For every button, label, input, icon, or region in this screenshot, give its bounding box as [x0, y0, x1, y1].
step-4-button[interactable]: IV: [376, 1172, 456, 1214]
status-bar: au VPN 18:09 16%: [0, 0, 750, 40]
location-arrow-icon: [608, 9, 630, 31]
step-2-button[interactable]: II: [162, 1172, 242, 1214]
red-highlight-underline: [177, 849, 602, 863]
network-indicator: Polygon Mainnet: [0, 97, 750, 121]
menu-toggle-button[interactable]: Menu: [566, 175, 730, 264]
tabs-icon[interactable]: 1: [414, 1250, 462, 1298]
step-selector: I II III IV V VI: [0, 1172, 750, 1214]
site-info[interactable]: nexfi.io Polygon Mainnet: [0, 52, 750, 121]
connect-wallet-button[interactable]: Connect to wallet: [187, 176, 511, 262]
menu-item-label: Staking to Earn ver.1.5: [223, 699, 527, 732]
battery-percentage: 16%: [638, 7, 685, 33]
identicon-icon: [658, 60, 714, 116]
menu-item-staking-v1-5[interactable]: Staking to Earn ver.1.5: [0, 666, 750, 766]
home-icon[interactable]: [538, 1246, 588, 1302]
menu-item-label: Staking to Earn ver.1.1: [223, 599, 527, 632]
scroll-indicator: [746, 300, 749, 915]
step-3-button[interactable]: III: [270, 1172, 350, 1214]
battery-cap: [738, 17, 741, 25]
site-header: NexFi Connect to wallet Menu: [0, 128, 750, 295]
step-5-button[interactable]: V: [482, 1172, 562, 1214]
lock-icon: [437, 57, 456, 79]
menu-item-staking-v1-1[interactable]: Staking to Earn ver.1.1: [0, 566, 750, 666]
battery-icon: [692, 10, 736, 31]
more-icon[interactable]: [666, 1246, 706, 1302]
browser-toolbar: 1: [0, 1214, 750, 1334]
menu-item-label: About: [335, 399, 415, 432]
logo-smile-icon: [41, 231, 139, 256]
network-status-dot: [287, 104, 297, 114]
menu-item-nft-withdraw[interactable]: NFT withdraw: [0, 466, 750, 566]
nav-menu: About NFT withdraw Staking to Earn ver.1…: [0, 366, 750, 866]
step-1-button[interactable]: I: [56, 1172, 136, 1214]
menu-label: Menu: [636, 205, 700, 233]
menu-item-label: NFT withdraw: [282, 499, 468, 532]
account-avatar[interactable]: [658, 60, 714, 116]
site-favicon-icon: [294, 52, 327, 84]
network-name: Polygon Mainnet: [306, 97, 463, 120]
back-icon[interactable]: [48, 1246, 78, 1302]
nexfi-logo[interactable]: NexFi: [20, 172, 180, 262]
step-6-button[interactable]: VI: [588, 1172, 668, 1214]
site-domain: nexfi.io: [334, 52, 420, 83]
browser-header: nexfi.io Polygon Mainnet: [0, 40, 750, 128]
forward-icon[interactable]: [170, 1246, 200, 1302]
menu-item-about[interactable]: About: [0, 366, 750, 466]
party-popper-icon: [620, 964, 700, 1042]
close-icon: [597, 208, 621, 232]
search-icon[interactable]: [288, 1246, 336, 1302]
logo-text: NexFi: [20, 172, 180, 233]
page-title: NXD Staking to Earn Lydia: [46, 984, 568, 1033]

### Task requirements
Please reproduce every line of the material above word for word.

### Solution
For every button, label, input, icon, or region in this screenshot, give its bounding box as [x0, y0, x1, y1].
step-4-button[interactable]: IV: [376, 1172, 456, 1214]
status-bar: au VPN 18:09 16%: [0, 0, 750, 40]
location-arrow-icon: [608, 9, 630, 31]
step-2-button[interactable]: II: [162, 1172, 242, 1214]
red-highlight-underline: [177, 849, 602, 863]
network-indicator: Polygon Mainnet: [0, 97, 750, 121]
menu-toggle-button[interactable]: Menu: [566, 175, 730, 264]
tabs-icon[interactable]: 1: [414, 1250, 462, 1298]
step-selector: I II III IV V VI: [0, 1172, 750, 1214]
site-info[interactable]: nexfi.io Polygon Mainnet: [0, 52, 750, 121]
connect-wallet-button[interactable]: Connect to wallet: [187, 176, 511, 262]
menu-item-label: Staking to Earn ver.1.5: [223, 699, 527, 732]
battery-percentage: 16%: [638, 7, 685, 33]
identicon-icon: [658, 60, 714, 116]
menu-item-staking-v1-5[interactable]: Staking to Earn ver.1.5: [0, 666, 750, 766]
home-icon[interactable]: [538, 1246, 588, 1302]
menu-item-label: Staking to Earn ver.1.1: [223, 599, 527, 632]
scroll-indicator: [746, 300, 749, 915]
step-3-button[interactable]: III: [270, 1172, 350, 1214]
battery-cap: [738, 17, 741, 25]
site-header: NexFi Connect to wallet Menu: [0, 128, 750, 295]
step-5-button[interactable]: V: [482, 1172, 562, 1214]
lock-icon: [437, 57, 456, 79]
menu-item-staking-v1-1[interactable]: Staking to Earn ver.1.1: [0, 566, 750, 666]
battery-icon: [692, 10, 736, 31]
more-icon[interactable]: [666, 1246, 706, 1302]
browser-toolbar: 1: [0, 1214, 750, 1334]
menu-item-label: About: [335, 399, 415, 432]
logo-smile-icon: [41, 231, 139, 256]
network-status-dot: [287, 104, 297, 114]
menu-item-nft-withdraw[interactable]: NFT withdraw: [0, 466, 750, 566]
nav-menu: About NFT withdraw Staking to Earn ver.1…: [0, 366, 750, 866]
step-1-button[interactable]: I: [56, 1172, 136, 1214]
menu-label: Menu: [636, 205, 700, 233]
menu-item-label: NFT withdraw: [282, 499, 468, 532]
account-avatar[interactable]: [658, 60, 714, 116]
site-favicon-icon: [294, 52, 327, 84]
network-name: Polygon Mainnet: [306, 97, 463, 120]
back-icon[interactable]: [48, 1246, 78, 1302]
nexfi-logo[interactable]: NexFi: [20, 172, 180, 262]
step-6-button[interactable]: VI: [588, 1172, 668, 1214]
site-domain: nexfi.io: [334, 52, 420, 83]
browser-header: nexfi.io Polygon Mainnet: [0, 40, 750, 128]
forward-icon[interactable]: [170, 1246, 200, 1302]
menu-item-about[interactable]: About: [0, 366, 750, 466]
party-popper-icon: [620, 964, 700, 1042]
close-icon: [597, 208, 621, 232]
search-icon[interactable]: [288, 1246, 336, 1302]
logo-text: NexFi: [20, 172, 180, 233]
page-title: NXD Staking to Earn Lydia: [46, 984, 568, 1033]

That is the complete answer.